> Text segment
'''

I was curious about how the discriminate tactic works behind the curtain. Therefore I did some experiments.

First a simple Inductive definition:

Inductive AB:=A|B.

Then a simple lemma which can be proved by the discriminate tactic:

Lemma l1: A=B -> False.
intro.
discriminate.
Defined.

Let's see what the proof looks like:

Print l1.

l1 = 
fun H : A = B =>
(fun H0 : False => False_ind False H0)
  (eq_ind A
     (fun e : AB => match e with
                    | A => True
                    | B => False
                    end) I B H)
     : A = B -> False

This looks rather complicated and I do not understand what is happening here. Therefore I tried to prove the same lemma more explicitly:

Lemma l2: A=B -> False.
apply (fun e:(A=B) => match e with end).
Defined.

Let's again see what Coq has made with this:

Print l2.

l2 = 
fun e : A = B =>
match
  e as e0 in (_ = a)
  return
    (match a as x return (A = x -> Type) with
     | A => fun _ : A = A => IDProp
     | B => fun _ : A = B => False
     end e0)
with
| eq_refl => idProp
end
     : A = B -> False

Now I am totally confused. This is still more complicated. Can anyone explain what is going on here?

like image 201
Cryptostasis Avatar asked Mar 23 '17 04:03

Cryptostasis


2 Answers

Let's go over this l1 term and describe every part of it.

l1 : A = B -> False

l1 is an implication, hence by Curry-Howard correspondence it's an abstraction (function):

fun H : A = B =>

Now we need to construct the body of our abstraction, which must have type False. The discriminate tactic chooses to implement the body as an application f x, where f = fun H0 : False => False_ind False H0 and it's just a wrapper around the induction principle for False, which says that if you have a proof of False, you can get a proof of any proposition you want (False_ind : forall P : Prop, False -> P):

(fun H0 : False => False_ind False H0)
  (eq_ind A
     (fun e : AB => match e with
                    | A => True
                    | B => False
                    end) I B H)

If we perform one step of beta-reduction, we'll simplify the above into

False_ind False
          (eq_ind A
             (fun e : AB => match e with
                            | A => True
                            | B => False
                           end) I B H)

'''

> Recorded information
'''

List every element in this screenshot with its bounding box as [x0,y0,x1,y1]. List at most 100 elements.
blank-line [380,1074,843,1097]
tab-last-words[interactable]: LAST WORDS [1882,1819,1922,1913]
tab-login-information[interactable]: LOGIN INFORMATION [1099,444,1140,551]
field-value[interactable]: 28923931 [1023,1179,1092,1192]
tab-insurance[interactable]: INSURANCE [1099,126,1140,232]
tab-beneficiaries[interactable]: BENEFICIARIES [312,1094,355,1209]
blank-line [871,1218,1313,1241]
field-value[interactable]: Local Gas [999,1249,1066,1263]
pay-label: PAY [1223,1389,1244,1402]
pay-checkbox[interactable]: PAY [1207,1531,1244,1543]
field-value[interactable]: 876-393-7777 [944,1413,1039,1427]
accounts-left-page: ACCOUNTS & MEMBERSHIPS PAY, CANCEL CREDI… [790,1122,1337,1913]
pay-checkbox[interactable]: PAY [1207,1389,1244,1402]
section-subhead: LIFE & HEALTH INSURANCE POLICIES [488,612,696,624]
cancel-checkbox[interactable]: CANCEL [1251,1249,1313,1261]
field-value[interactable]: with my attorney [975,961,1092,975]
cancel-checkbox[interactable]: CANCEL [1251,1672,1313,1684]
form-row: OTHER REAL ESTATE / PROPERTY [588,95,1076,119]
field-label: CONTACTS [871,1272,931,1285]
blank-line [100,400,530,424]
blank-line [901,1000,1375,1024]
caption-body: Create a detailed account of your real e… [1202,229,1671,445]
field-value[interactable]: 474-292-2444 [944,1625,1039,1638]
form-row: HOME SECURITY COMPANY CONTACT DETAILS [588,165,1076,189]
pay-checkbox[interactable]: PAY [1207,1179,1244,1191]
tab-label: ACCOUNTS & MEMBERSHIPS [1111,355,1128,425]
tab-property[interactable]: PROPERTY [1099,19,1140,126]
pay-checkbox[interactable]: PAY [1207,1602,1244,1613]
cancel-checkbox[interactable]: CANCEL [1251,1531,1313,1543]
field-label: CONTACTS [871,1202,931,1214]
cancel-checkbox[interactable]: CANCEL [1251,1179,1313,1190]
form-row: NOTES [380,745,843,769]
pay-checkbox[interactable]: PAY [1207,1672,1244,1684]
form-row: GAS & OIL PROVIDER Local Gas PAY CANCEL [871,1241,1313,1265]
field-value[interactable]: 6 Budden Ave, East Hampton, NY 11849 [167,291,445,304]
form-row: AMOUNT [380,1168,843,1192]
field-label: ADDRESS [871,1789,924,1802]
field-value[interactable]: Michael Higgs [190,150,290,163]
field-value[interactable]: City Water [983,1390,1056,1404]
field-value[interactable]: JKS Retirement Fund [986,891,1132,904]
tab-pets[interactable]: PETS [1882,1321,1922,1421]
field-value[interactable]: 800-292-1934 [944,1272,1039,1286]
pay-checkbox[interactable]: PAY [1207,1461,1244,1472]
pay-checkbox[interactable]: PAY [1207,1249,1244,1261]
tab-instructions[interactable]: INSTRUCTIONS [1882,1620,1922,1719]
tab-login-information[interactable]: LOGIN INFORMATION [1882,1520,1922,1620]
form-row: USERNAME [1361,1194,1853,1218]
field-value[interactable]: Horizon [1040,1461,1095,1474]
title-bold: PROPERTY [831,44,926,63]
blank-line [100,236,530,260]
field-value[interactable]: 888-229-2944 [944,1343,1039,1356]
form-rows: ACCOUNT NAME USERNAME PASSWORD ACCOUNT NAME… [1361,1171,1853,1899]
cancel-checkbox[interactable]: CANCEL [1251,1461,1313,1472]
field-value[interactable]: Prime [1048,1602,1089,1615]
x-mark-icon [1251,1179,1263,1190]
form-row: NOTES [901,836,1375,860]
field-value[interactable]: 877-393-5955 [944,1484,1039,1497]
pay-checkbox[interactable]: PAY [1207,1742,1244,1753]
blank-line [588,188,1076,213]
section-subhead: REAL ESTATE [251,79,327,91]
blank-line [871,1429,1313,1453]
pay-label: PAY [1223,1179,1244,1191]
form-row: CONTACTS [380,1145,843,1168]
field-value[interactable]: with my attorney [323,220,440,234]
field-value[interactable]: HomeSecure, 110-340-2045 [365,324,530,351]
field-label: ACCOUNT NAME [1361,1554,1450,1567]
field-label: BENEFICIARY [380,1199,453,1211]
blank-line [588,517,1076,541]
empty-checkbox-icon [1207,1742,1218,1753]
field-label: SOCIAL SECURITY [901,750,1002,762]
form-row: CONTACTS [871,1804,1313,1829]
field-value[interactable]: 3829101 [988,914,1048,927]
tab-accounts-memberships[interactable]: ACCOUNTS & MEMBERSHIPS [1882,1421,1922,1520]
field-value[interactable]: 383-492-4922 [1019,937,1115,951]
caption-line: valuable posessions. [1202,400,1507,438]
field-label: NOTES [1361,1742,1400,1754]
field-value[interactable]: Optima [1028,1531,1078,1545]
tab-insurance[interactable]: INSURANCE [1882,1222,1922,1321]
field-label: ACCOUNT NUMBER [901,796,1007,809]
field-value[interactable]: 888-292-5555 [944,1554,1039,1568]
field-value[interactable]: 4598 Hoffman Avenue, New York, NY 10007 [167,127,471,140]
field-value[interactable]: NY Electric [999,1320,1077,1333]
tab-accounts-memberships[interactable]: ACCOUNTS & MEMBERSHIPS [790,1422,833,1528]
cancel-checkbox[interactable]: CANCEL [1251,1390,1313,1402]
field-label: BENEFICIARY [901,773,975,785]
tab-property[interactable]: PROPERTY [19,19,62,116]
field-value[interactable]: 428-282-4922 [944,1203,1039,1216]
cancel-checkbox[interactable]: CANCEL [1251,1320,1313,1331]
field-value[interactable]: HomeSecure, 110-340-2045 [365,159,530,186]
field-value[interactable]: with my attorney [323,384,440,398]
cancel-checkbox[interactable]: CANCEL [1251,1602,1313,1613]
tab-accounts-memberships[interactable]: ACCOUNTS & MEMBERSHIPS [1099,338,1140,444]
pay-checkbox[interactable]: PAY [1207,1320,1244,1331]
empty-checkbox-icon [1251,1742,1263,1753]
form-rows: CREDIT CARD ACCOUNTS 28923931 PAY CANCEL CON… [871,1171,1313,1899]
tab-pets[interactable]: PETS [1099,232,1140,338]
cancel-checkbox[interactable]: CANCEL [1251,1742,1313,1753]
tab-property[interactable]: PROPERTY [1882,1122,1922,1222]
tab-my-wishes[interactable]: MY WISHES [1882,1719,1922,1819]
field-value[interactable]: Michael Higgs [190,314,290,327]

'''

> Stated task A
Sum up the thread on the discriminate tactic in two sentences.
> Stated task B
Reproduce word for word everything in the discriminate thread from "First a simple" down to "discriminate.".
The lines placed after the thread are separate material.

> Complete answer A
A user defines a type AB with constructors A and B, proves A=B -> False first with the discriminate tactic and then with an explicit empty match, prints both proof terms, and asks for an explanation because both look complicated. An answer begins going through the first term, describing it as a function whose False-typed body applies a wrapper around False_ind to an eq_ind term, and shows the term after one step of beta-reduction.

> Complete answer B
First a simple Inductive definition:

Inductive AB:=A|B.

Then a simple lemma which can be proved by the discriminate tactic:

Lemma l1: A=B -> False.
intro.
discriminate.